▶ **Task statement**
Go through the data below and gather each line containing "定員になり次第".

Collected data
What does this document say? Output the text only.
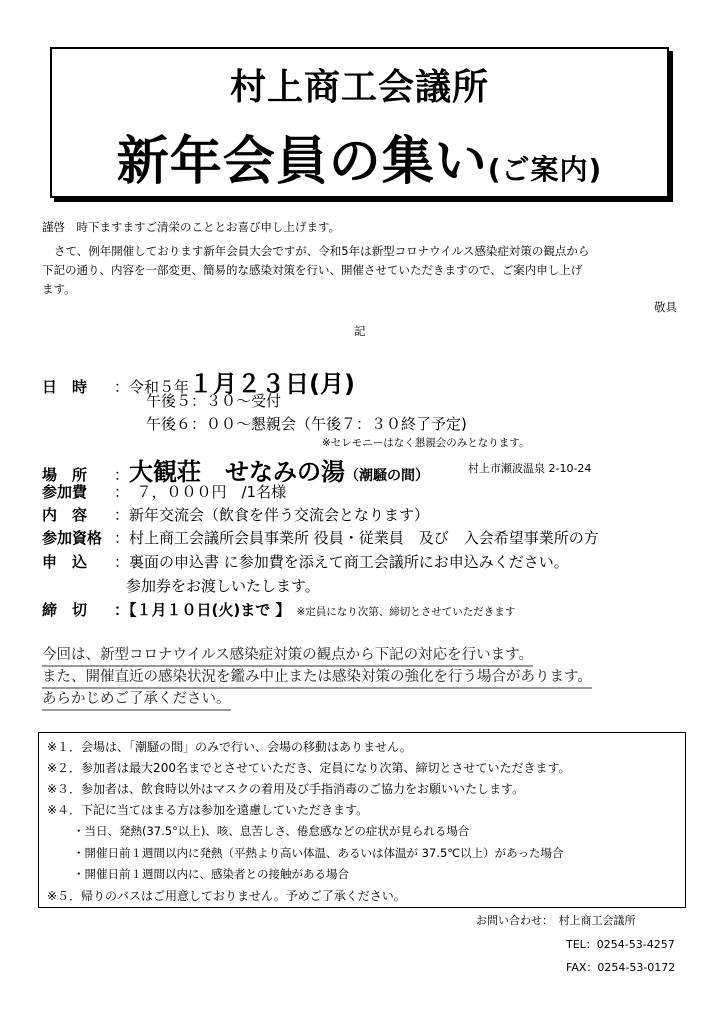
村上商工会議所
新年会員の集い(ご案内)
謹啓　時下ますますご清栄のこととお喜び申し上げます。
さて、例年開催しております新年会員大会ですが、令和5年は新型コロナウイルス感染症対策の観点から
下記の通り、内容を一部変更、簡易的な感染対策を行い、開催させていただきますので、ご案内申し上げ
ます。
敬具
記
日　時 ：令和５年１月２３日(月)
午後５：３０～受付
午後６：００～懇親会（午後７：３０終了予定)
※セレモニーはなく懇親会のみとなります。
場　所 ：大観荘　せなみの湯（潮騒の間）	村上市瀬波温泉 2-10-24
参加費 ：　７，０００円　/1名様
内　容 ：新年交流会（飲食を伴う交流会となります）
参加資格 ：村上商工会議所会員事業所 役員・従業員　及び　入会希望事業所の方
申　込 ：裏面の申込書 に参加費を添えて商工会議所にお申込みください。
参加券をお渡しいたします。
締　切 ：【１月１０日(火)まで 】 ※定員になり次第、締切とさせていただきます
今回は、新型コロナウイルス感染症対策の観点から下記の対応を行います。
また、開催直近の感染状況を鑑み中止または感染対策の強化を行う場合があります。
あらかじめご了承ください。
※１．会場は、「潮騒の間」のみで行い、会場の移動はありません。
※２．参加者は最大200名までとさせていただき、定員になり次第、締切とさせていただきます。
※３．参加者は、飲食時以外はマスクの着用及び手指消毒のご協力をお願いいたします。
※４．下記に当てはまる方は参加を遠慮していただきます。
・当日、発熱(37.5°以上)、咳、息苦しさ、倦怠感などの症状が見られる場合
・開催日前１週間以内に発熱（平熱より高い体温、あるいは体温が 37.5℃以上）があった場合
・開催日前１週間以内に、感染者との接触がある場合
※５．帰りのバスはご用意しておりません。予めご了承ください。
お問い合わせ：　村上商工会議所
TEL：0254-53-4257
FAX：0254-53-0172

▶ **Answer**
締　切 ：【１月１０日(火)まで 】 ※定員になり次第、締切とさせていただきます
※２．参加者は最大200名までとさせていただき、定員になり次第、締切とさせていただきます。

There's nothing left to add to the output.